-- BEGIN --

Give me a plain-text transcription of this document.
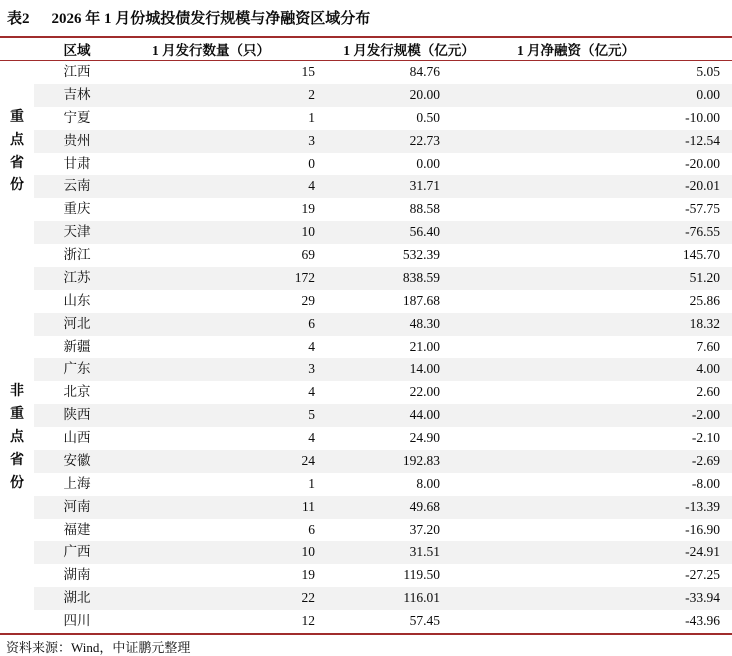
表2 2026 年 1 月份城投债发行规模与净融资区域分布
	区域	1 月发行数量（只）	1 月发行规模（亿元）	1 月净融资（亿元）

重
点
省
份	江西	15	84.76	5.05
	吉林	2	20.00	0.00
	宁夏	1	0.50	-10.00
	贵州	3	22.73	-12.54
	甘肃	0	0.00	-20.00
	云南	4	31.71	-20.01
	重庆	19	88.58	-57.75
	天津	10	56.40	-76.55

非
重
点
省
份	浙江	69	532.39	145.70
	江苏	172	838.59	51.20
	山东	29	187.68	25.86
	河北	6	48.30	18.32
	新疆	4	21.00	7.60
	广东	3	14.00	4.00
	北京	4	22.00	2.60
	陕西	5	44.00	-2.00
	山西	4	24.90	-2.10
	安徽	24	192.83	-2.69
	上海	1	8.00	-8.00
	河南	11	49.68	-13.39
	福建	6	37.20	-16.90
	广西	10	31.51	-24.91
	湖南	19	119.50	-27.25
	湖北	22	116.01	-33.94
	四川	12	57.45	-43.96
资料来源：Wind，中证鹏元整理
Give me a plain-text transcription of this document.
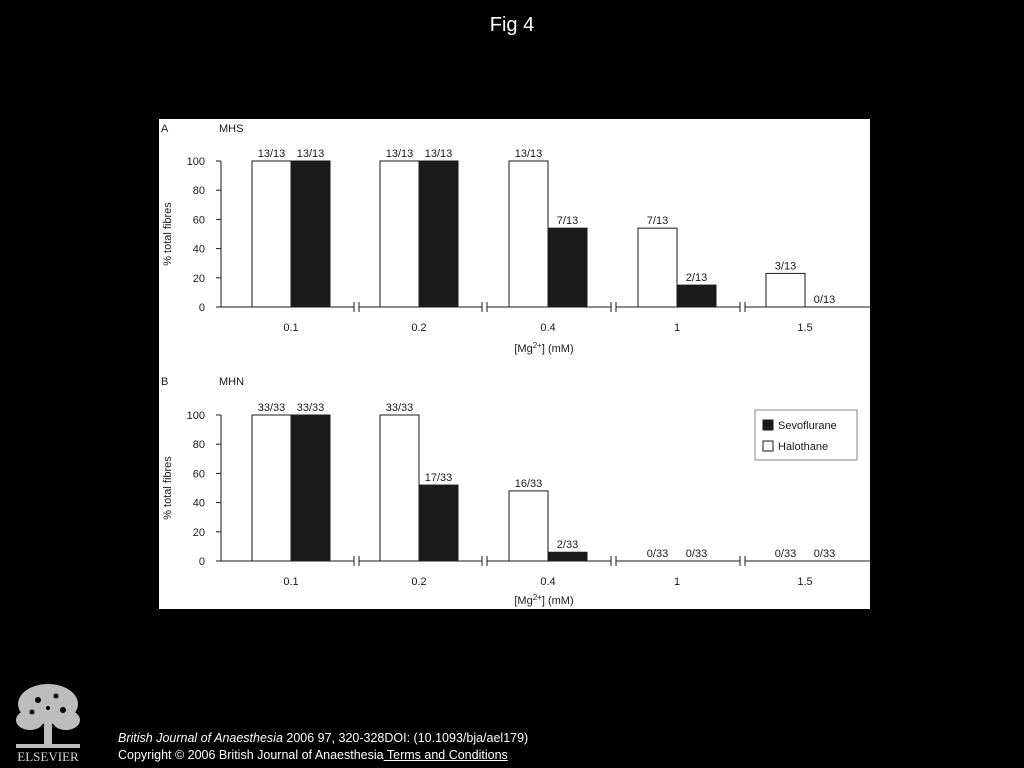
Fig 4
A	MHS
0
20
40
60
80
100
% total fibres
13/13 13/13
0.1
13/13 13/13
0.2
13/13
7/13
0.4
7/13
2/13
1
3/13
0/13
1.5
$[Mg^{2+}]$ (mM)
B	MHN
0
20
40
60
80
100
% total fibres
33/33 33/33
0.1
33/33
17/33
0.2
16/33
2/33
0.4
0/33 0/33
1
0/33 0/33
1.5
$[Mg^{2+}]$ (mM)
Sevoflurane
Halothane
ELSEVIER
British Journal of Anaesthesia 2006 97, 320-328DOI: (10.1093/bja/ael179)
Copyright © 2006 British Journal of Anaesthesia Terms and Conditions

-- END --
-- BEGIN --

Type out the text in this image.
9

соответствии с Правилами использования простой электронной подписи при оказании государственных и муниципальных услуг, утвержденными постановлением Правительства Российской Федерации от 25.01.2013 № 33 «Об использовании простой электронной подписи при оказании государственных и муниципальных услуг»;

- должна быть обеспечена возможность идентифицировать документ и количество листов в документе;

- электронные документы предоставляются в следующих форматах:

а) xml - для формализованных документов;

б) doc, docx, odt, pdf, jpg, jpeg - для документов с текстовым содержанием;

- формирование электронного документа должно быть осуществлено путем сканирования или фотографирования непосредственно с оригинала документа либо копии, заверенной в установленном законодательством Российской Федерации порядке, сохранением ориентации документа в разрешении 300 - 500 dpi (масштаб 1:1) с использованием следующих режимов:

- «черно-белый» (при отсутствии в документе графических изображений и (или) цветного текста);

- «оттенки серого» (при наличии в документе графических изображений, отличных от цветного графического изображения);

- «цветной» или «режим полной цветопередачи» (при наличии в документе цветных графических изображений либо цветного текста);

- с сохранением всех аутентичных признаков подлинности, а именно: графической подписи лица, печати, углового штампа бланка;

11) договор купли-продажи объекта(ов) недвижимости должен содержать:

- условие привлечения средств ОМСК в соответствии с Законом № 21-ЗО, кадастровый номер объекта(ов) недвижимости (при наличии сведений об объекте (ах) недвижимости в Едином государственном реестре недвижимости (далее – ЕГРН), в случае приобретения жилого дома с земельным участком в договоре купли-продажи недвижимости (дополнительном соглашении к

-- END --

### Short exercise
Go through the material and copy out every line with "текста" in it.

### Solution to the exercise
- «черно-белый» (при отсутствии в документе графических изображений и (или) цветного текста);
- «цветной» или «режим полной цветопередачи» (при наличии в документе цветных графических изображений либо цветного текста);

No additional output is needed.